>> begin Task inputs
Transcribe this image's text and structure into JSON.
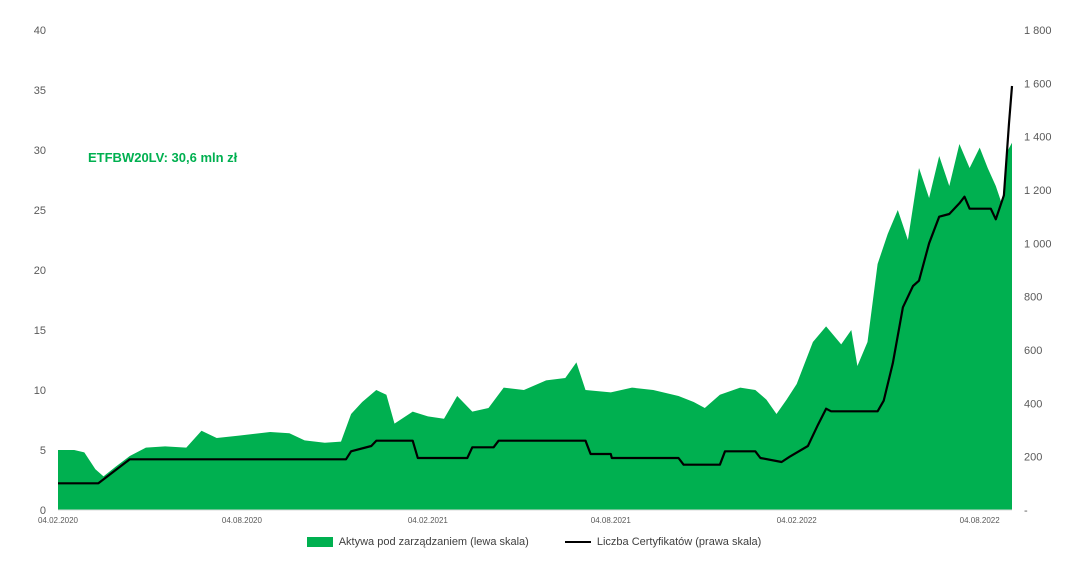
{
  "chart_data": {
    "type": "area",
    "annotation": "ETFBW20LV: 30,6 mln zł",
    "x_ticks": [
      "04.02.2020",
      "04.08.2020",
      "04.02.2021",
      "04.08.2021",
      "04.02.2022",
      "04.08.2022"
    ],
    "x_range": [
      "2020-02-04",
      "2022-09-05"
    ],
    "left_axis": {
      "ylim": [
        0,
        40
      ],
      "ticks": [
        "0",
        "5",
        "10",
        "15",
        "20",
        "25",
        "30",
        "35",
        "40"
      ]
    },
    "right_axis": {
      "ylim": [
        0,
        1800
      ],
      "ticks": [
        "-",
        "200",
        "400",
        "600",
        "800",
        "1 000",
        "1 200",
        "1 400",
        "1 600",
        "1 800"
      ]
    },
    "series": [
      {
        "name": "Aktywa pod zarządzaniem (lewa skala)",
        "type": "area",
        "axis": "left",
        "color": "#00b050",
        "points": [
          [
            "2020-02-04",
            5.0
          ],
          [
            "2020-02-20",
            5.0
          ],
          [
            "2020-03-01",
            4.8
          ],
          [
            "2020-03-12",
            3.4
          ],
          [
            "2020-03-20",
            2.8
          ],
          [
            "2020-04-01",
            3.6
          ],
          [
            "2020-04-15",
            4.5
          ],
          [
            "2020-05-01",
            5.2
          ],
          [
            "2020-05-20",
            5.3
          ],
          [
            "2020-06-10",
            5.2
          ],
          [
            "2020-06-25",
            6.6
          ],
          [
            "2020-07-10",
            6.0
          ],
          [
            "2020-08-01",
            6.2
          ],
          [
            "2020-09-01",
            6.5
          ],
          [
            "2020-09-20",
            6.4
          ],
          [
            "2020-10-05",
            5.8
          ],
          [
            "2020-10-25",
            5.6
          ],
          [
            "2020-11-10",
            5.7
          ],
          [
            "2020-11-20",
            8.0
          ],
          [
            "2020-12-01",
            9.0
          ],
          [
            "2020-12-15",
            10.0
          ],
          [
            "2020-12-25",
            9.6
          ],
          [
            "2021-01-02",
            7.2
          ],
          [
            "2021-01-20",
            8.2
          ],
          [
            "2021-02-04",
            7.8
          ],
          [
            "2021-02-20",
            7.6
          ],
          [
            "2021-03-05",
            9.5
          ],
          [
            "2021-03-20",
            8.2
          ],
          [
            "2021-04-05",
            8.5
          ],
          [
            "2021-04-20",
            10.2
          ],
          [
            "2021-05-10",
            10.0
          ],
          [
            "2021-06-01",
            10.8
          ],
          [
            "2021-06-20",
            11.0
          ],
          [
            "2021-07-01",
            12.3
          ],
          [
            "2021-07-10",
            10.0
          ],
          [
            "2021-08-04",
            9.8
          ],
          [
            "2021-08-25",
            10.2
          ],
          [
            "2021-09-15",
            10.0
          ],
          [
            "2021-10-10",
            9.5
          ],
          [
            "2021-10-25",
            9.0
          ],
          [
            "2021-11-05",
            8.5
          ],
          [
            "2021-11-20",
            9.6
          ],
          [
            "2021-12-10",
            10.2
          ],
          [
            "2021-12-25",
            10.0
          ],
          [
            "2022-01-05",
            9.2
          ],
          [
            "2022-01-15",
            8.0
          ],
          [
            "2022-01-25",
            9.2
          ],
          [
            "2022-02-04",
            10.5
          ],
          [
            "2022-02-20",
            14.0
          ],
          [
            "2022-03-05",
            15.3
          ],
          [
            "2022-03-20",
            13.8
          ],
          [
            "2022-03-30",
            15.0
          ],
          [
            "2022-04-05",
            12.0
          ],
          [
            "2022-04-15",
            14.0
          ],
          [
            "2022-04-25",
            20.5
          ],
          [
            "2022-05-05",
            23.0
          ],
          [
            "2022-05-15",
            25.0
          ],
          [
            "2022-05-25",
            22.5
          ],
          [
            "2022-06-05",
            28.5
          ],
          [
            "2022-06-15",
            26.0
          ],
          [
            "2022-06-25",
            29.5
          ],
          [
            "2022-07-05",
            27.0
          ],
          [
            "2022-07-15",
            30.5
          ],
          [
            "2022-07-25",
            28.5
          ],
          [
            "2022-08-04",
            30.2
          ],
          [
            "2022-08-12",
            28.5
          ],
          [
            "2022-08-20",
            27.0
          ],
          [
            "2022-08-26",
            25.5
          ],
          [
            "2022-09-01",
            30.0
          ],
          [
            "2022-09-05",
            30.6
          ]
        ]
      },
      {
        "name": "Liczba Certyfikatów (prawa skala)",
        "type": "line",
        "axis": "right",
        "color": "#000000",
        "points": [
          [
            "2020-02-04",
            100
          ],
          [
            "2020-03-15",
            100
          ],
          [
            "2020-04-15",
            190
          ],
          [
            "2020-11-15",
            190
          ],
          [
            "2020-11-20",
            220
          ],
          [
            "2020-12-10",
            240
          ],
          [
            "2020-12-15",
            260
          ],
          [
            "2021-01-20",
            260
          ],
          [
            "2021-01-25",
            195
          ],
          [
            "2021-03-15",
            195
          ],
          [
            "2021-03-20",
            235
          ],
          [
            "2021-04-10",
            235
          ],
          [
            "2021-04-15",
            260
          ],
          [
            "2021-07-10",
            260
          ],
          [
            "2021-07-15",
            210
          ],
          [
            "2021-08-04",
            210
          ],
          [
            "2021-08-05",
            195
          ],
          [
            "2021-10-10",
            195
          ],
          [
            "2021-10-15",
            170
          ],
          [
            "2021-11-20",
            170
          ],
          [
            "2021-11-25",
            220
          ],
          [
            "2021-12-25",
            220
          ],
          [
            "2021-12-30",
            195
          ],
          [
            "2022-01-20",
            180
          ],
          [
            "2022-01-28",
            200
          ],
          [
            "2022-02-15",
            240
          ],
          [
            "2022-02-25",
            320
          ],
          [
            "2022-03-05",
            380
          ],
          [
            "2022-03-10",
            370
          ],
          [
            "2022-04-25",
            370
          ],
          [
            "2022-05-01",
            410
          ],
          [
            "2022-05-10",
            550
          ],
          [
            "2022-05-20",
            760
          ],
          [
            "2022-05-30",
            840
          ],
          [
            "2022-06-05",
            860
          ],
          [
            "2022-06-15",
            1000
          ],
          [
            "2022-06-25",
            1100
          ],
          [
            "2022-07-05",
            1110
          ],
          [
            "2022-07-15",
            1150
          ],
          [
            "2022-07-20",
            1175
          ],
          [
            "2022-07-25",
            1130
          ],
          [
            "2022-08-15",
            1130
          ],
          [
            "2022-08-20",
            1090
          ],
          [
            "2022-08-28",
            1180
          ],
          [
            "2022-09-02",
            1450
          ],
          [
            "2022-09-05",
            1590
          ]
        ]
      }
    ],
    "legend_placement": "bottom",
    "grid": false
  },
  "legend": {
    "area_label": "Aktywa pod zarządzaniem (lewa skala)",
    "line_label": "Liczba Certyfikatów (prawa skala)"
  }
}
>> end Task inputs
> _Required work_: Wherever a line in the data above holds "Liczba", copy that line.

> _Written reply_:
        "name": "Liczba Certyfikatów (prawa skala)",
    "line_label": "Liczba Certyfikatów (prawa skala)"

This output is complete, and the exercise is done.